Instruction :: Gather each line in the entries that includes the string "document".

## Begin

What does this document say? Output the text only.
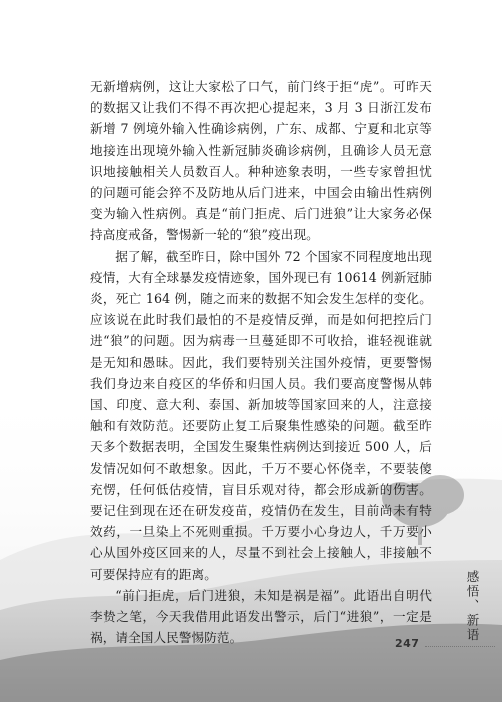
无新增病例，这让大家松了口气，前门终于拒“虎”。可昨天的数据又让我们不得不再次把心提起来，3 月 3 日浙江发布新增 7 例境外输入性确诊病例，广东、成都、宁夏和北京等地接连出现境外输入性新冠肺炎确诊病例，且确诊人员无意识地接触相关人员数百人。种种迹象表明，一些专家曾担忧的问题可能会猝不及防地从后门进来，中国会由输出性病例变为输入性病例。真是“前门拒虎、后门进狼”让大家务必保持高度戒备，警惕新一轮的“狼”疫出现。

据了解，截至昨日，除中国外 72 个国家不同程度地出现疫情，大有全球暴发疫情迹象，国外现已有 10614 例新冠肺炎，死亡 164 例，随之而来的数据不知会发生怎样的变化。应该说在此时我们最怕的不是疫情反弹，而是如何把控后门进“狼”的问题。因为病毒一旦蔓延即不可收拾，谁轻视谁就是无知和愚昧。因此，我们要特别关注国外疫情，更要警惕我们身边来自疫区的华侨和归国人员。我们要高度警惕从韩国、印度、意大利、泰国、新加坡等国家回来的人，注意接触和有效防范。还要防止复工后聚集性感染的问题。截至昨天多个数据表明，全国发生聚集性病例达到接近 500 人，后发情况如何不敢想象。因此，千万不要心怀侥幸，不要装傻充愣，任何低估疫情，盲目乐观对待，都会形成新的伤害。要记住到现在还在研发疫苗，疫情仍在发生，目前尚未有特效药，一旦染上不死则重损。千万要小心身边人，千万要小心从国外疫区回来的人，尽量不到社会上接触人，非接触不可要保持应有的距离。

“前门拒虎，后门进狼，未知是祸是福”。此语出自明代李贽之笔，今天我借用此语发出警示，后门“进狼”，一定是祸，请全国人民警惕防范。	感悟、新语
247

## End
## Begin

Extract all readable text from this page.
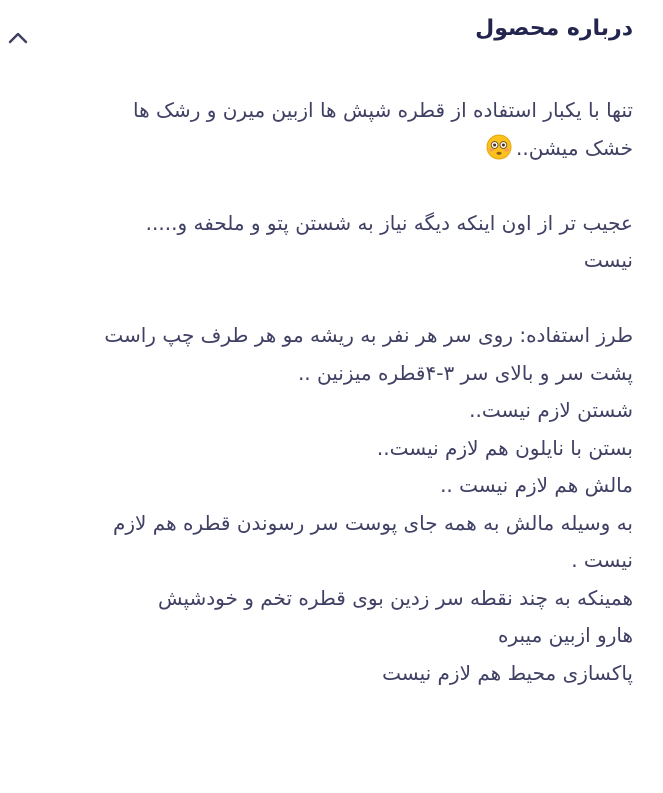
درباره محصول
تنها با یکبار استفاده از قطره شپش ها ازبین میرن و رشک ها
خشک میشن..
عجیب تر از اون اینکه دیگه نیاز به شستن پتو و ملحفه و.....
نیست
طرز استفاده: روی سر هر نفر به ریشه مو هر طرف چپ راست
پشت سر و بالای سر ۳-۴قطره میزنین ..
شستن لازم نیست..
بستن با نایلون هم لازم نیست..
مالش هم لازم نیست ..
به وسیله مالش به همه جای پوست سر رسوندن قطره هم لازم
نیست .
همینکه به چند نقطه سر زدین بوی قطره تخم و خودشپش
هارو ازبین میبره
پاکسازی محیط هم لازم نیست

## End
## Begin

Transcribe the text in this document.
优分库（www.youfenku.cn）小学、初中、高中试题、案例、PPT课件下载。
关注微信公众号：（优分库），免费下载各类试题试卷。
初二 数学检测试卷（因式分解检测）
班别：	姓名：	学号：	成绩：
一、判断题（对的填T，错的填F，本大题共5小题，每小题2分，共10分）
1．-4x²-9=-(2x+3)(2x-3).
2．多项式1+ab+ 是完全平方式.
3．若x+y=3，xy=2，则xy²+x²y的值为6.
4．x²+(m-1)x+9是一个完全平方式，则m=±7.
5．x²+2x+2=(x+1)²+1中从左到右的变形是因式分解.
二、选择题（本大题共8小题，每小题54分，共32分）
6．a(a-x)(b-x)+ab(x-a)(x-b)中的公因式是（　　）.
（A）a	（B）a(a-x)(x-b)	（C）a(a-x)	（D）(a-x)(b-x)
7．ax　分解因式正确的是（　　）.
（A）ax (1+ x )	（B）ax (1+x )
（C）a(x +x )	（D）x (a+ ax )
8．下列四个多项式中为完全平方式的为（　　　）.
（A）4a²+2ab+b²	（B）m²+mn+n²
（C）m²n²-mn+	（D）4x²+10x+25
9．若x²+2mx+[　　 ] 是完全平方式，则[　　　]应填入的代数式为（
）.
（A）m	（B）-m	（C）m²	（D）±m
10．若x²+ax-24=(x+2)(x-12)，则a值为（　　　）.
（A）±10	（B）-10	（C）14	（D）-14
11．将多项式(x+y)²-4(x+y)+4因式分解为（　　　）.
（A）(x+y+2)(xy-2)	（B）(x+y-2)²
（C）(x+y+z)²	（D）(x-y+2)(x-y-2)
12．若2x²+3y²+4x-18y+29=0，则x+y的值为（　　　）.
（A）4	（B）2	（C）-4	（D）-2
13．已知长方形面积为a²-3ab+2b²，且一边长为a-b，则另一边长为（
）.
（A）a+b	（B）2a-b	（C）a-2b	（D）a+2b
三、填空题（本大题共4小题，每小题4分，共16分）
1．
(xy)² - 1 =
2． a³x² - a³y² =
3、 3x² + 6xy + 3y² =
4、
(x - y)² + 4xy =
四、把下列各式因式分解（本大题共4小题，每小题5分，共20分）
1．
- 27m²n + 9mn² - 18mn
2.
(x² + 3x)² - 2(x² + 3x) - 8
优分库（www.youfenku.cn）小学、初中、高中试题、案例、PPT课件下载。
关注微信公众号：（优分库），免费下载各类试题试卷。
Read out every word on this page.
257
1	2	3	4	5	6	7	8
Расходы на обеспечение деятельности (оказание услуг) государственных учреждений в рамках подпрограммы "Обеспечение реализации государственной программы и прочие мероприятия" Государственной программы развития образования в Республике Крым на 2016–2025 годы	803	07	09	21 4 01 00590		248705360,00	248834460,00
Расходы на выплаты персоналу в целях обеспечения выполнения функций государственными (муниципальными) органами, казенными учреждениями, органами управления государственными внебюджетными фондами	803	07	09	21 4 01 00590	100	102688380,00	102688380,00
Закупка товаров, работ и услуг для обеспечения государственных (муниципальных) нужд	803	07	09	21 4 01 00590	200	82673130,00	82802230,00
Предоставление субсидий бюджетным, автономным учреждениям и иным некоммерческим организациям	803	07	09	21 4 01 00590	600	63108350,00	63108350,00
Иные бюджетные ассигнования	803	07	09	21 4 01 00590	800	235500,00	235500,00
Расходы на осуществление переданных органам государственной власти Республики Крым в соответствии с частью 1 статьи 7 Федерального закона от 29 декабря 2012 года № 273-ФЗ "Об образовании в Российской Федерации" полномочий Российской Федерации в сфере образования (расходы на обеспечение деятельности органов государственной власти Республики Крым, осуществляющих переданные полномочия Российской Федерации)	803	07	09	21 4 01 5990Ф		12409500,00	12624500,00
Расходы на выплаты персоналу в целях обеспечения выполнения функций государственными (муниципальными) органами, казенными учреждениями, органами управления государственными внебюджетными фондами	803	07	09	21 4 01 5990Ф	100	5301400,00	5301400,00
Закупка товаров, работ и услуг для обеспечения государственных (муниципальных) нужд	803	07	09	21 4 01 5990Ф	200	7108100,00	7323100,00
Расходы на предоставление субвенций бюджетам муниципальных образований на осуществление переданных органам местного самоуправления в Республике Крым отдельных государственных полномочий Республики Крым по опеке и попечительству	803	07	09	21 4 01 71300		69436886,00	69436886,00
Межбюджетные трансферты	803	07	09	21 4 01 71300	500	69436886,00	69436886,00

## End

The solution ::
What does this document say? Output the text only.
Transcribe the text in this document.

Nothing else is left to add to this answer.